### THE EXERCISE
Work through the material below and count the lines holding the word "开国大典"; give that count and nothing more.

[Data excerpts]

-------

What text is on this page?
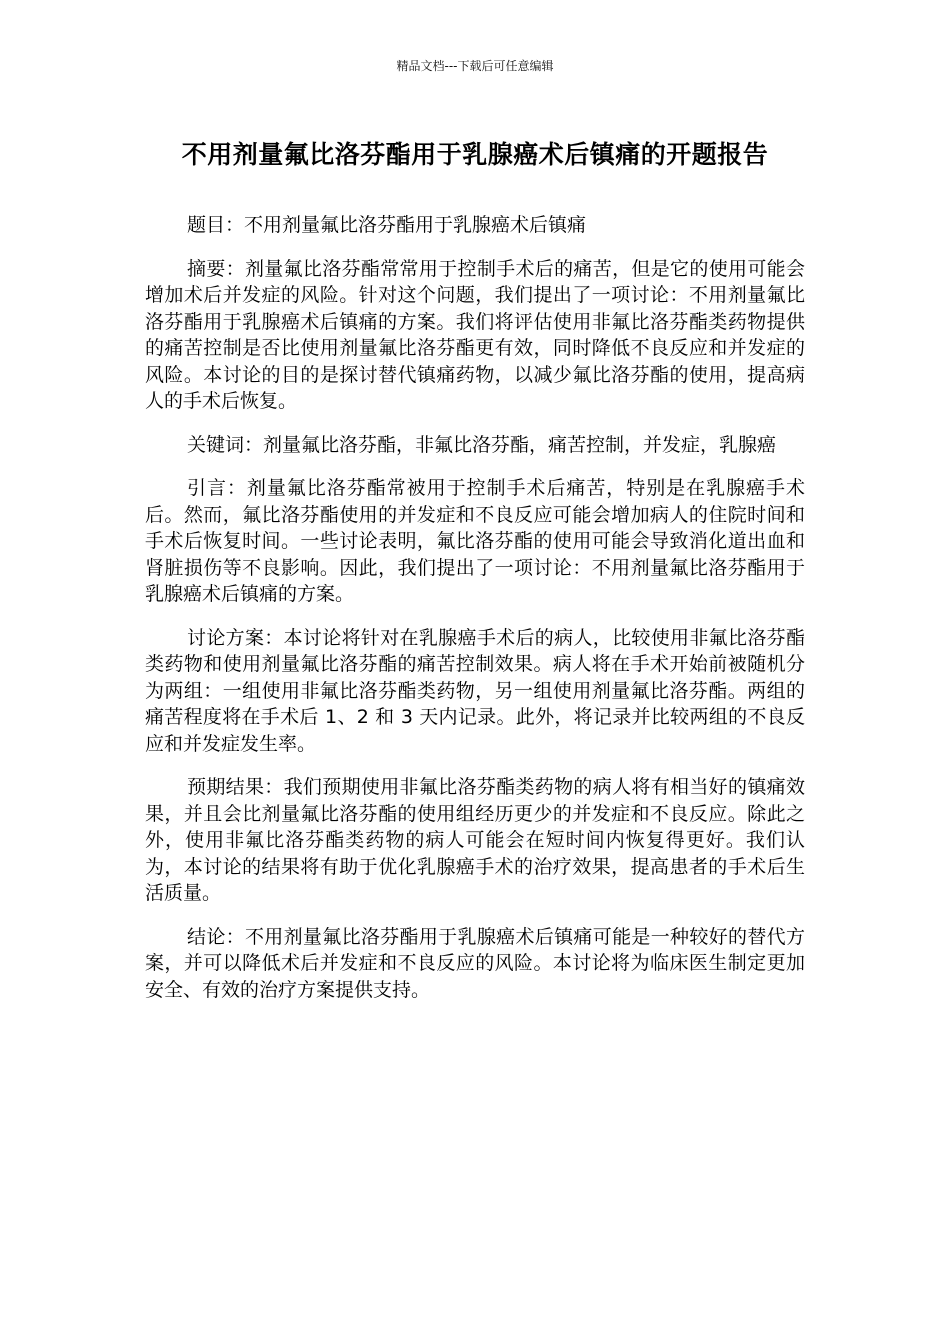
精品文档---下载后可任意编辑
不用剂量氟比洛芬酯用于乳腺癌术后镇痛的开题报告

题目：不用剂量氟比洛芬酯用于乳腺癌术后镇痛

摘要：剂量氟比洛芬酯常常用于控制手术后的痛苦，但是它的使用可能会增加术后并发症的风险。针对这个问题，我们提出了一项讨论：不用剂量氟比洛芬酯用于乳腺癌术后镇痛的方案。我们将评估使用非氟比洛芬酯类药物提供的痛苦控制是否比使用剂量氟比洛芬酯更有效，同时降低不良反应和并发症的风险。本讨论的目的是探讨替代镇痛药物，以减少氟比洛芬酯的使用，提高病人的手术后恢复。

关键词：剂量氟比洛芬酯，非氟比洛芬酯，痛苦控制，并发症，乳腺癌

引言：剂量氟比洛芬酯常被用于控制手术后痛苦，特别是在乳腺癌手术后。然而，氟比洛芬酯使用的并发症和不良反应可能会增加病人的住院时间和手术后恢复时间。一些讨论表明，氟比洛芬酯的使用可能会导致消化道出血和肾脏损伤等不良影响。因此，我们提出了一项讨论：不用剂量氟比洛芬酯用于乳腺癌术后镇痛的方案。

讨论方案：本讨论将针对在乳腺癌手术后的病人，比较使用非氟比洛芬酯类药物和使用剂量氟比洛芬酯的痛苦控制效果。病人将在手术开始前被随机分为两组：一组使用非氟比洛芬酯类药物，另一组使用剂量氟比洛芬酯。两组的痛苦程度将在手术后 1、2 和 3 天内记录。此外，将记录并比较两组的不良反应和并发症发生率。

预期结果：我们预期使用非氟比洛芬酯类药物的病人将有相当好的镇痛效果，并且会比剂量氟比洛芬酯的使用组经历更少的并发症和不良反应。除此之外，使用非氟比洛芬酯类药物的病人可能会在短时间内恢复得更好。我们认为，本讨论的结果将有助于优化乳腺癌手术的治疗效果，提高患者的手术后生活质量。

结论：不用剂量氟比洛芬酯用于乳腺癌术后镇痛可能是一种较好的替代方案，并可以降低术后并发症和不良反应的风险。本讨论将为临床医生制定更加安全、有效的治疗方案提供支持。
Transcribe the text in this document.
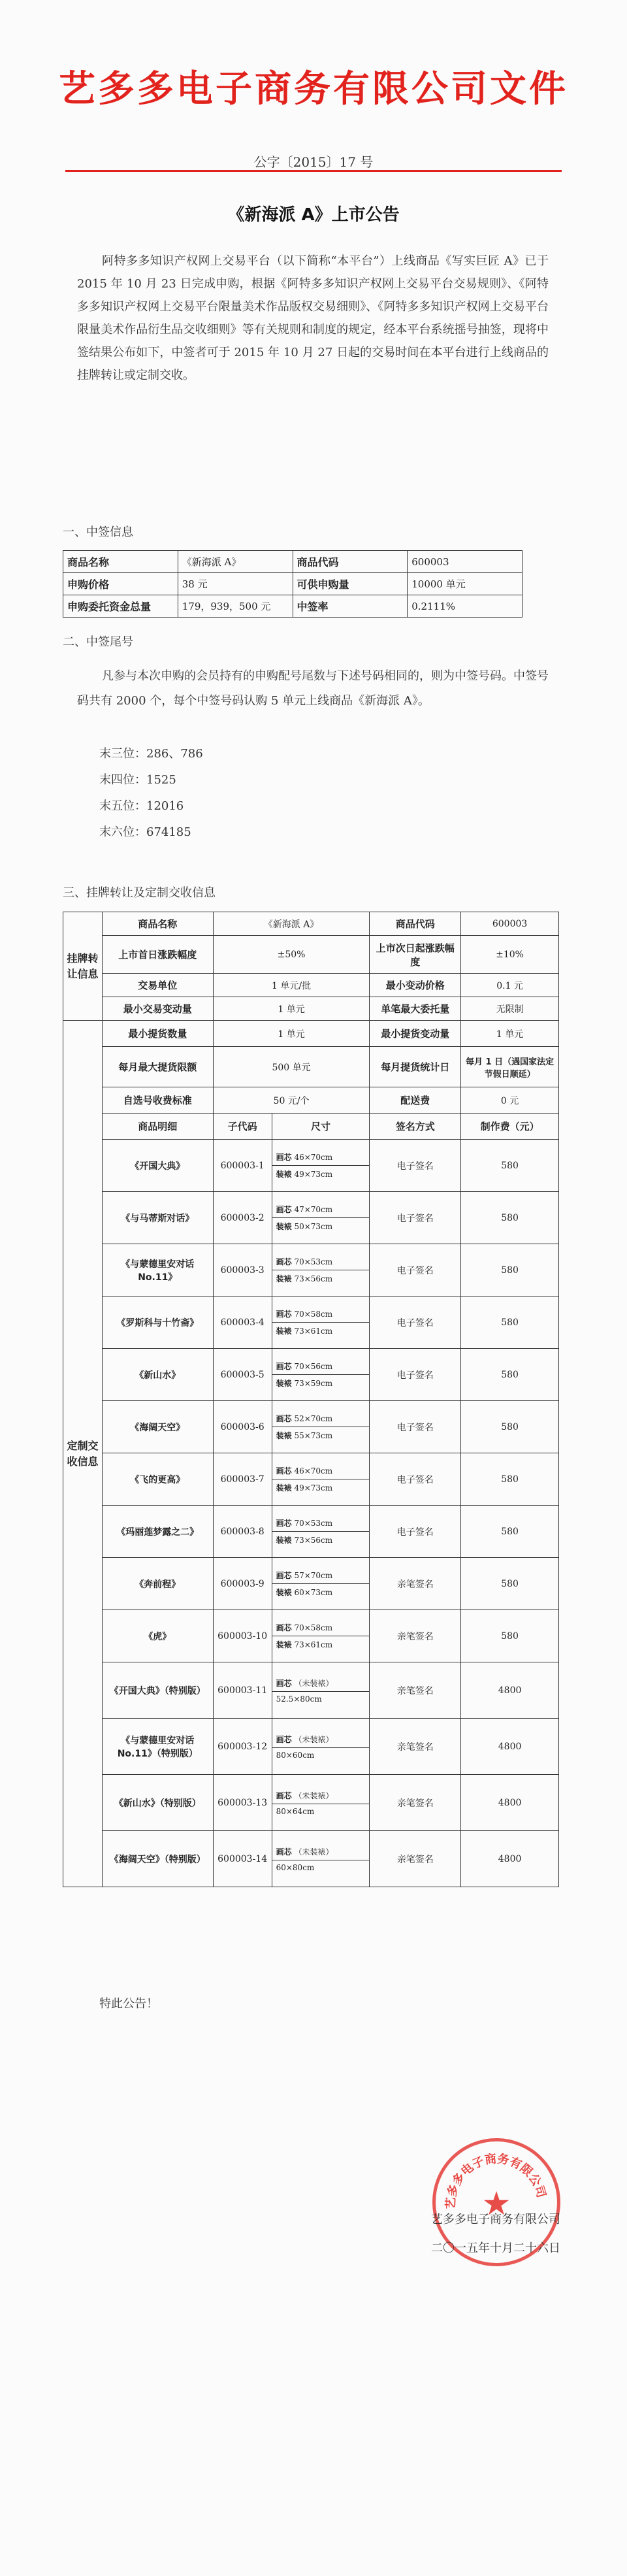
艺多多电子商务有限公司文件
公字〔2015〕17 号
《新海派 A》上市公告
阿特多多知识产权网上交易平台（以下简称“本平台”）上线商品《写实巨匠 A》已于 2015 年 10 月 23 日完成申购，根据《阿特多多知识产权网上交易平台交易规则》、《阿特多多知识产权网上交易平台限量美术作品版权交易细则》、《阿特多多知识产权网上交易平台限量美术作品衍生品交收细则》等有关规则和制度的规定，经本平台系统摇号抽签，现将中签结果公布如下，中签者可于 2015 年 10 月 27 日起的交易时间在本平台进行上线商品的挂牌转让或定制交收。
一、中签信息
商品名称	《新海派 A》	商品代码	600003
申购价格	38 元	可供申购量	10000 单元
申购委托资金总量	179，939，500 元	中签率	0.2111%
二、中签尾号
凡参与本次申购的会员持有的申购配号尾数与下述号码相同的，则为中签号码。中签号码共有 2000 个，每个中签号码认购 5 单元上线商品《新海派 A》。
末三位：286、786
末四位：1525
末五位：12016
末六位：674185
三、挂牌转让及定制交收信息
挂牌转让信息	商品名称	《新海派 A》		商品代码	600003
	上市首日涨跌幅度	±50%		上市次日起涨跌幅度	±10%
	交易单位	1 单元/批		最小变动价格	0.1 元
	最小交易变动量	1 单元		单笔最大委托量	无限制
定制交收信息	最小提货数量	1 单元		最小提货变动量	1 单元
	每月最大提货限额	500 单元		每月提货统计日	每月 1 日（遇国家法定节假日顺延）
	自选号收费标准	50 元/个		配送费	0 元
	商品明细	子代码	尺寸	签名方式	制作费（元）
	《开国大典》	600003-1	画芯 46×70cm
装裱 49×73cm	电子签名	580
	《与马蒂斯对话》	600003-2	画芯 47×70cm
装裱 50×73cm	电子签名	580
	《与蒙德里安对话 No.11》	600003-3	画芯 70×53cm
装裱 73×56cm	电子签名	580
	《罗斯科与十竹斋》	600003-4	画芯 70×58cm
装裱 73×61cm	电子签名	580
	《新山水》	600003-5	画芯 70×56cm
装裱 73×59cm	电子签名	580
	《海阔天空》	600003-6	画芯 52×70cm
装裱 55×73cm	电子签名	580
	《飞的更高》	600003-7	画芯 46×70cm
装裱 49×73cm	电子签名	580
	《玛丽莲梦露之二》	600003-8	画芯 70×53cm
装裱 73×56cm	电子签名	580
	《奔前程》	600003-9	画芯 57×70cm
装裱 60×73cm	亲笔签名	580
	《虎》	600003-10	画芯 70×58cm
装裱 73×61cm	亲笔签名	580
	《开国大典》（特别版）	600003-11	画芯 （未装裱）
52.5×80cm	亲笔签名	4800
	《与蒙德里安对话 No.11》（特别版）	600003-12	画芯 （未装裱）
80×60cm	亲笔签名	4800
	《新山水》（特别版）	600003-13	画芯 （未装裱）
80×64cm	亲笔签名	4800
	《海阔天空》（特别版）	600003-14	画芯 （未装裱）
60×80cm	亲笔签名	4800
特此公告！
艺多多电子商务有限公司
★
艺多多电子商务有限公司
二〇一五年十月二十六日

-------

### EXERCISE OUTPUT
2